Stated exercise >> Copy out each line below exactly as it appears.

Entries shown >>
** Start **
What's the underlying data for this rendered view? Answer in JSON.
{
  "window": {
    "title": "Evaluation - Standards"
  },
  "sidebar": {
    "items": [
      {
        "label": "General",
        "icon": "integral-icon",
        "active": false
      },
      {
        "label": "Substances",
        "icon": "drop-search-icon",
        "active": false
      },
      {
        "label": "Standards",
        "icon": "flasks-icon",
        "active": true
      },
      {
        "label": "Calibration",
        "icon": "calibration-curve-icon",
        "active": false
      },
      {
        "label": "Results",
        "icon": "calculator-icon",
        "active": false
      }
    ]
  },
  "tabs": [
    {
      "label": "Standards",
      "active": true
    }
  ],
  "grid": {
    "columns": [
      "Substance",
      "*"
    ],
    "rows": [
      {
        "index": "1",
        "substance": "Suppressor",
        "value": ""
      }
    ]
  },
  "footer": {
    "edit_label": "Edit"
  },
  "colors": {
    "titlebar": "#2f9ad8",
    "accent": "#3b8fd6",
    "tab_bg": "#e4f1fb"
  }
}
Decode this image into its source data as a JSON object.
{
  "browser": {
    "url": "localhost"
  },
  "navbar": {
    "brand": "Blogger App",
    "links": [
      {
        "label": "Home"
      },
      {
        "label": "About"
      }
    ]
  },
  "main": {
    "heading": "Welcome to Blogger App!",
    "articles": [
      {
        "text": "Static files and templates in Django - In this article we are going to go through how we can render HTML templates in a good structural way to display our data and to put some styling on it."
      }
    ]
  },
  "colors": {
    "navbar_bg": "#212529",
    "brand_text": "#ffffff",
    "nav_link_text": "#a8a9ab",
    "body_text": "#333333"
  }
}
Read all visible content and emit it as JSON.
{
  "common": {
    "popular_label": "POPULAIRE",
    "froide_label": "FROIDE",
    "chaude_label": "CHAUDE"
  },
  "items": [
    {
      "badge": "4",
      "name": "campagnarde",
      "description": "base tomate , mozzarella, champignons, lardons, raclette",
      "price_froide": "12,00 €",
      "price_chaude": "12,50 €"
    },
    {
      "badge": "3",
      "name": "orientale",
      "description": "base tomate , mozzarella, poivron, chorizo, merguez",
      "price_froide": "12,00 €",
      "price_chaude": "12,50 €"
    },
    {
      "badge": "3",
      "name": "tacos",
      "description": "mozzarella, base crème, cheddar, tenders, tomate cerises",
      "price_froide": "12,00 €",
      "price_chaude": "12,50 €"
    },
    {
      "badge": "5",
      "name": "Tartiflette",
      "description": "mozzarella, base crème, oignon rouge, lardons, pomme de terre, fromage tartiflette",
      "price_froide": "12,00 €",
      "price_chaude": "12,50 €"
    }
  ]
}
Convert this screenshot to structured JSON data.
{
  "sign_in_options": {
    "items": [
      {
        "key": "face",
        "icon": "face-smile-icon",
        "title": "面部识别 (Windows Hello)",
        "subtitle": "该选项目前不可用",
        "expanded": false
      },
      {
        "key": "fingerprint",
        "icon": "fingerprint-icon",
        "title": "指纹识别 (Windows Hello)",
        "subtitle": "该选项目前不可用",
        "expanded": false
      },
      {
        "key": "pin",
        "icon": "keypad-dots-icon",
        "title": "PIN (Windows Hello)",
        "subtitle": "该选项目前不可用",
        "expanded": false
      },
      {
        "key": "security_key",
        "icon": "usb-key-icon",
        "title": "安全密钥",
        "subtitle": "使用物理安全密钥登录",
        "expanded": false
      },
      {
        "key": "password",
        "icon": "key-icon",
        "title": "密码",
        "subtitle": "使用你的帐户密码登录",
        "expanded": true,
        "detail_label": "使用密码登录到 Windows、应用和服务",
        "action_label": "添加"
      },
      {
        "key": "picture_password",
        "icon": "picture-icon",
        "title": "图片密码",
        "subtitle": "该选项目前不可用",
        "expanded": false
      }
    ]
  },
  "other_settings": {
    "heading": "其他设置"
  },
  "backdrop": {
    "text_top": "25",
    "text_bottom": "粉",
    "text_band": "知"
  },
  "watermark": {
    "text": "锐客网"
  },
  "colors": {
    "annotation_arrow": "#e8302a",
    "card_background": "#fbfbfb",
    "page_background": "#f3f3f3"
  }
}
** End **
Task output >>
What's the underlying data for this rendered view? Answer in JSON.
{
  "window": {
    "title": "Evaluation - Standards"
  },
  "sidebar": {
    "items": [
      {
        "label": "General",
        "icon": "integral-icon",
        "active": false
      },
      {
        "label": "Substances",
        "icon": "drop-search-icon",
        "active": false
      },
      {
        "label": "Standards",
        "icon": "flasks-icon",
        "active": true
      },
      {
        "label": "Calibration",
        "icon": "calibration-curve-icon",
        "active": false
      },
      {
        "label": "Results",
        "icon": "calculator-icon",
        "active": false
      }
    ]
  },
  "tabs": [
    {
      "label": "Standards",
      "active": true
    }
  ],
  "grid": {
    "columns": [
      "Substance",
      "*"
    ],
    "rows": [
      {
        "index": "1",
        "substance": "Suppressor",
        "value": ""
      }
    ]
  },
  "footer": {
    "edit_label": "Edit"
  },
  "colors": {
    "titlebar": "#2f9ad8",
    "accent": "#3b8fd6",
    "tab_bg": "#e4f1fb"
  }
}
Decode this image into its source data as a JSON object.
{
  "browser": {
    "url": "localhost"
  },
  "navbar": {
    "brand": "Blogger App",
    "links": [
      {
        "label": "Home"
      },
      {
        "label": "About"
      }
    ]
  },
  "main": {
    "heading": "Welcome to Blogger App!",
    "articles": [
      {
        "text": "Static files and templates in Django - In this article we are going to go through how we can render HTML templates in a good structural way to display our data and to put some styling on it."
      }
    ]
  },
  "colors": {
    "navbar_bg": "#212529",
    "brand_text": "#ffffff",
    "nav_link_text": "#a8a9ab",
    "body_text": "#333333"
  }
}
Read all visible content and emit it as JSON.
{
  "common": {
    "popular_label": "POPULAIRE",
    "froide_label": "FROIDE",
    "chaude_label": "CHAUDE"
  },
  "items": [
    {
      "badge": "4",
      "name": "campagnarde",
      "description": "base tomate , mozzarella, champignons, lardons, raclette",
      "price_froide": "12,00 €",
      "price_chaude": "12,50 €"
    },
    {
      "badge": "3",
      "name": "orientale",
      "description": "base tomate , mozzarella, poivron, chorizo, merguez",
      "price_froide": "12,00 €",
      "price_chaude": "12,50 €"
    },
    {
      "badge": "3",
      "name": "tacos",
      "description": "mozzarella, base crème, cheddar, tenders, tomate cerises",
      "price_froide": "12,00 €",
      "price_chaude": "12,50 €"
    },
    {
      "badge": "5",
      "name": "Tartiflette",
      "description": "mozzarella, base crème, oignon rouge, lardons, pomme de terre, fromage tartiflette",
      "price_froide": "12,00 €",
      "price_chaude": "12,50 €"
    }
  ]
}
Convert this screenshot to structured JSON data.
{
  "sign_in_options": {
    "items": [
      {
        "key": "face",
        "icon": "face-smile-icon",
        "title": "面部识别 (Windows Hello)",
        "subtitle": "该选项目前不可用",
        "expanded": false
      },
      {
        "key": "fingerprint",
        "icon": "fingerprint-icon",
        "title": "指纹识别 (Windows Hello)",
        "subtitle": "该选项目前不可用",
        "expanded": false
      },
      {
        "key": "pin",
        "icon": "keypad-dots-icon",
        "title": "PIN (Windows Hello)",
        "subtitle": "该选项目前不可用",
        "expanded": false
      },
      {
        "key": "security_key",
        "icon": "usb-key-icon",
        "title": "安全密钥",
        "subtitle": "使用物理安全密钥登录",
        "expanded": false
      },
      {
        "key": "password",
        "icon": "key-icon",
        "title": "密码",
        "subtitle": "使用你的帐户密码登录",
        "expanded": true,
        "detail_label": "使用密码登录到 Windows、应用和服务",
        "action_label": "添加"
      },
      {
        "key": "picture_password",
        "icon": "picture-icon",
        "title": "图片密码",
        "subtitle": "该选项目前不可用",
        "expanded": false
      }
    ]
  },
  "other_settings": {
    "heading": "其他设置"
  },
  "backdrop": {
    "text_top": "25",
    "text_bottom": "粉",
    "text_band": "知"
  },
  "watermark": {
    "text": "锐客网"
  },
  "colors": {
    "annotation_arrow": "#e8302a",
    "card_background": "#fbfbfb",
    "page_background": "#f3f3f3"
  }
}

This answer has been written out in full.